___ MATERIAL SHOWN ___

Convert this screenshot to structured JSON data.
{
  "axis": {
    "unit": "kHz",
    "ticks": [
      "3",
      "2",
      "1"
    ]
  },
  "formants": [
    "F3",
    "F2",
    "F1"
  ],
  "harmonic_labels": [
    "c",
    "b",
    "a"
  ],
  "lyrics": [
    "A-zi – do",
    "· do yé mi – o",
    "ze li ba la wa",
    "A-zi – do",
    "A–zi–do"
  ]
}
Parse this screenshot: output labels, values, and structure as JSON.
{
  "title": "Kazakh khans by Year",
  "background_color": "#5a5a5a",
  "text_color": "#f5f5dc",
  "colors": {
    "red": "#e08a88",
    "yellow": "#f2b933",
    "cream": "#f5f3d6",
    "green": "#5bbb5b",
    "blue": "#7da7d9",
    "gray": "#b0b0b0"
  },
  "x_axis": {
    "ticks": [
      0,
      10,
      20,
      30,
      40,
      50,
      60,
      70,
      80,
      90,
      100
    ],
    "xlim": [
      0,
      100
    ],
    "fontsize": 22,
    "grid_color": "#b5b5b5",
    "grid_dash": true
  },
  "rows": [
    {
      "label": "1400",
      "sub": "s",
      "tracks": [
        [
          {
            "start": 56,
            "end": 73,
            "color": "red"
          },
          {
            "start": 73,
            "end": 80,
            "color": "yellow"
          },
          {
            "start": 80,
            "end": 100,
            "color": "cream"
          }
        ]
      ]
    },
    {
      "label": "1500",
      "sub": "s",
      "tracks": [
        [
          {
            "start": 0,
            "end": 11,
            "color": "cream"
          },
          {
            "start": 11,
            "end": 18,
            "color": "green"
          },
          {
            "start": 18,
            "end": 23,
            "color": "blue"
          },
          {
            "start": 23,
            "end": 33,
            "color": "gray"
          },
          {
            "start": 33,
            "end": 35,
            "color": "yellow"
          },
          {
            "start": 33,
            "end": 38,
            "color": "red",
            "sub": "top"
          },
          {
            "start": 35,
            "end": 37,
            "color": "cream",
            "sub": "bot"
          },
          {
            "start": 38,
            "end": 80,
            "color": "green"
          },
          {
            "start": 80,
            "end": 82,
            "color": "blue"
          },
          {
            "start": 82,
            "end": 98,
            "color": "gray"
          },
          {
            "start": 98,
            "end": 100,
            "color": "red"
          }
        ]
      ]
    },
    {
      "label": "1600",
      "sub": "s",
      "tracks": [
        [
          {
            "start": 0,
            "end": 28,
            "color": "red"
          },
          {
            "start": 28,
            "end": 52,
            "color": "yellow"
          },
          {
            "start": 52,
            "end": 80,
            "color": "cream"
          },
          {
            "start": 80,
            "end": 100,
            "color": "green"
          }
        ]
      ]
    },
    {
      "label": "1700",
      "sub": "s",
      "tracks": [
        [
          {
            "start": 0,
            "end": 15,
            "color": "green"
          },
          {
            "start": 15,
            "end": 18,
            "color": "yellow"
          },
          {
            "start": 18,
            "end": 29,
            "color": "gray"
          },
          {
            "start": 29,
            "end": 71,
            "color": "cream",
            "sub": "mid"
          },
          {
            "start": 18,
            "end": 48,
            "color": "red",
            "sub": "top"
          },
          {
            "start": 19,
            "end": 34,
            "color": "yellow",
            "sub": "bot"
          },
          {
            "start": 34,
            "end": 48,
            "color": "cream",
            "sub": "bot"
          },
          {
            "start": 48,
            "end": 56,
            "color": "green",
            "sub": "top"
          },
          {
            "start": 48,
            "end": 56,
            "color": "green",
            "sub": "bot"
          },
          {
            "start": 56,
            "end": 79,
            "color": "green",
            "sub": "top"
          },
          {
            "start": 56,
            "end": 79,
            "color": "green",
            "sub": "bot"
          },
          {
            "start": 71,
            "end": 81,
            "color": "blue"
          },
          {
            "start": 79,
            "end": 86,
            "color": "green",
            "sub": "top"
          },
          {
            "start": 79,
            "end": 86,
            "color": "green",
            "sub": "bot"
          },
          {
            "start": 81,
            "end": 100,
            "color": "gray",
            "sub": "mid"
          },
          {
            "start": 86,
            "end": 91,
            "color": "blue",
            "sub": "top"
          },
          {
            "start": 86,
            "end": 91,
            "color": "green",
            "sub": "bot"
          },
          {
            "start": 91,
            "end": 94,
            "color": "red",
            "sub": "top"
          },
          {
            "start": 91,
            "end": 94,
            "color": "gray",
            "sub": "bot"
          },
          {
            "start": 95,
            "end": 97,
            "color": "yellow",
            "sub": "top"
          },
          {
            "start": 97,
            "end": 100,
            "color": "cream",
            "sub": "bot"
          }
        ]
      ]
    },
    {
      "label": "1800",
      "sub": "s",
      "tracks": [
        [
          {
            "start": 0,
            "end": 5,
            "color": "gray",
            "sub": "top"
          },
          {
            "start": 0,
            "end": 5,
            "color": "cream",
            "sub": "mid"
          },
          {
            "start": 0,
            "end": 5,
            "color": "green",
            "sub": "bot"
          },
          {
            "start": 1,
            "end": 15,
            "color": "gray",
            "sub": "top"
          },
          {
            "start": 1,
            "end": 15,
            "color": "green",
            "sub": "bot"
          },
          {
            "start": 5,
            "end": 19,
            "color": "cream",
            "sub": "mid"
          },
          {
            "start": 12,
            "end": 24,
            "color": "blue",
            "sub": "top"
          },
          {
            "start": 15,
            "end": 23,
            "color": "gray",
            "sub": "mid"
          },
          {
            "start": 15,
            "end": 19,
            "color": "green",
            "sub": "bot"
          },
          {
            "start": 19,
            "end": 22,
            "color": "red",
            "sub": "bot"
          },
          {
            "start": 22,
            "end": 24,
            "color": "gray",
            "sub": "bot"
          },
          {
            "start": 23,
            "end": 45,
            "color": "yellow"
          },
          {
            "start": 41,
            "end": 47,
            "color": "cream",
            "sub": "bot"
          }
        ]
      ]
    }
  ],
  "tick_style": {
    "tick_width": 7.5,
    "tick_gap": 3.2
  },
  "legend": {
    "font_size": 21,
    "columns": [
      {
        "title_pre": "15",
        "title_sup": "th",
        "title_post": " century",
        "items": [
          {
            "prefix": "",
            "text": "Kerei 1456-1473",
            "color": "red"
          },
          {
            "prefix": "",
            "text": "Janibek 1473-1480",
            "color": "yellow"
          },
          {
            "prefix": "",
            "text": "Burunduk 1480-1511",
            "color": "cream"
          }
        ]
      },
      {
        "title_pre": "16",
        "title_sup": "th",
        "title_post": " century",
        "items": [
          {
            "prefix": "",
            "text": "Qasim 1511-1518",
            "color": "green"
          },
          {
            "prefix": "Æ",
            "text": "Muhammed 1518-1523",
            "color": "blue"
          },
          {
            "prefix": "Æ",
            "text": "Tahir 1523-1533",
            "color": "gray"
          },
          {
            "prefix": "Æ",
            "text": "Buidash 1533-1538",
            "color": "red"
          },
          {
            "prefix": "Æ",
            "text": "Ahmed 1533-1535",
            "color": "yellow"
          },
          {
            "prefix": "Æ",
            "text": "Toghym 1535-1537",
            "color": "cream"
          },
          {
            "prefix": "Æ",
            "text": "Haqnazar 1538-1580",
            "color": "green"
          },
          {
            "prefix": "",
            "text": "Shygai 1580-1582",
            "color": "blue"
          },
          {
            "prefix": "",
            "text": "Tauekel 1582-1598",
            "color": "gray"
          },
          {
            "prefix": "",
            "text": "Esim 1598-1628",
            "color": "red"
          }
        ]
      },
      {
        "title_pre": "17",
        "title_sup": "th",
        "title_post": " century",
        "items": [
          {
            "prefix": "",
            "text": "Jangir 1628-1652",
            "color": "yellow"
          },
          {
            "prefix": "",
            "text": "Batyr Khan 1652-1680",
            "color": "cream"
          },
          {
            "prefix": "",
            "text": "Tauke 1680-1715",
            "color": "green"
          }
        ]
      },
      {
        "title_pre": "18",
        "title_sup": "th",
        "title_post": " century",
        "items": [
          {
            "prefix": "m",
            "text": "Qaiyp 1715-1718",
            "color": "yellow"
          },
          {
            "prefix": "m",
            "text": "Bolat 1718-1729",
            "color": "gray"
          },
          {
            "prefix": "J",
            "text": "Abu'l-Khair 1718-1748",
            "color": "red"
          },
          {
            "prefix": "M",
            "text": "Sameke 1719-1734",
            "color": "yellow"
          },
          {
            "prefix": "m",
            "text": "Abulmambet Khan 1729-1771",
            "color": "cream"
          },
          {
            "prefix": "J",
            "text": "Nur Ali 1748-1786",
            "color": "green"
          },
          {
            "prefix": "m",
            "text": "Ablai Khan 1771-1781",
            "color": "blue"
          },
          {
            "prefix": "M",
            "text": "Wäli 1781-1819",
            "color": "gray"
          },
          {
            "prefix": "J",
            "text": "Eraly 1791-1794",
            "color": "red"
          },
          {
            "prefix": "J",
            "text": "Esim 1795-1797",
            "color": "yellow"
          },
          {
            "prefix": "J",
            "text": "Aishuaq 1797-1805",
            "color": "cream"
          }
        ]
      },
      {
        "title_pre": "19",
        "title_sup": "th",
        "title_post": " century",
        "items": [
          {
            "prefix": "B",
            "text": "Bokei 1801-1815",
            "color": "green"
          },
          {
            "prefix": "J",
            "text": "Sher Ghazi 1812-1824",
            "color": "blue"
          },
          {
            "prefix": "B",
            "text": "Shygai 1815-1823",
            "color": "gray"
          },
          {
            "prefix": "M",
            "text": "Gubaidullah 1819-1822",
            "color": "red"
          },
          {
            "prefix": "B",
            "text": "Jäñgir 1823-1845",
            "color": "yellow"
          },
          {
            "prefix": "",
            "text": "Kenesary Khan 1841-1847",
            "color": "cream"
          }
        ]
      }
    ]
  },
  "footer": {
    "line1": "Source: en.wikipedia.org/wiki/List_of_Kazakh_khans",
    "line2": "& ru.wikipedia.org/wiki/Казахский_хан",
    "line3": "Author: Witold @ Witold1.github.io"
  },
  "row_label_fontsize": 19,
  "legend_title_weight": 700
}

___

### [GIVEN TASK]
Report how many lines of the data hold the string "wikipedia"; give only the number.

### [SOLVED EXERCISE]
2